## RECORDS PROVIDED
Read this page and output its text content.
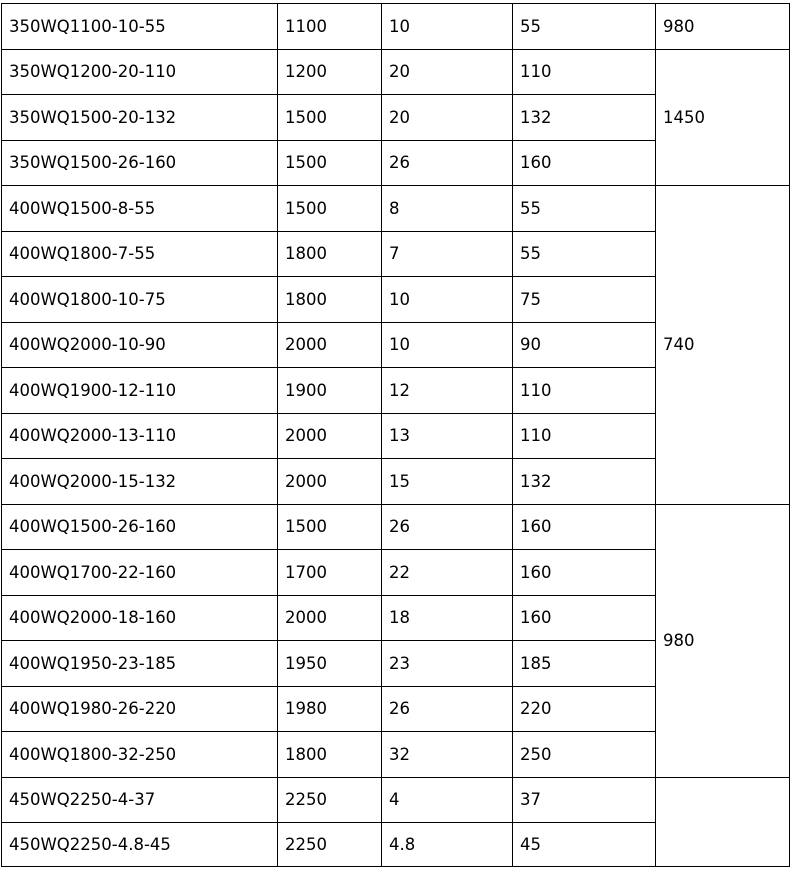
350WQ1100-10-55	1100	10	55	980
350WQ1200-20-110	1200	20	110	1450
350WQ1500-20-132	1500	20	132	
350WQ1500-26-160	1500	26	160	
400WQ1500-8-55	1500	8	55	740
400WQ1800-7-55	1800	7	55	
400WQ1800-10-75	1800	10	75	
400WQ2000-10-90	2000	10	90	
400WQ1900-12-110	1900	12	110	
400WQ2000-13-110	2000	13	110	
400WQ2000-15-132	2000	15	132	
400WQ1500-26-160	1500	26	160	980
400WQ1700-22-160	1700	22	160	
400WQ2000-18-160	2000	18	160	
400WQ1950-23-185	1950	23	185	
400WQ1980-26-220	1980	26	220	
400WQ1800-32-250	1800	32	250	
450WQ2250-4-37	2250	4	37	
450WQ2250-4.8-45	2250	4.8	45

## DIRECTIONS FOR THIS TASK
Every line of text is to be repeated exactly; pictures are left out.

## EXERCISE ANSWER
Read this page and output its text content.
350WQ1100-10-55	1100	10	55	980
350WQ1200-20-110	1200	20	110	1450
350WQ1500-20-132	1500	20	132	
350WQ1500-26-160	1500	26	160	
400WQ1500-8-55	1500	8	55	740
400WQ1800-7-55	1800	7	55	
400WQ1800-10-75	1800	10	75	
400WQ2000-10-90	2000	10	90	
400WQ1900-12-110	1900	12	110	
400WQ2000-13-110	2000	13	110	
400WQ2000-15-132	2000	15	132	
400WQ1500-26-160	1500	26	160	980
400WQ1700-22-160	1700	22	160	
400WQ2000-18-160	2000	18	160	
400WQ1950-23-185	1950	23	185	
400WQ1980-26-220	1980	26	220	
400WQ1800-32-250	1800	32	250	
450WQ2250-4-37	2250	4	37	
450WQ2250-4.8-45	2250	4.8	45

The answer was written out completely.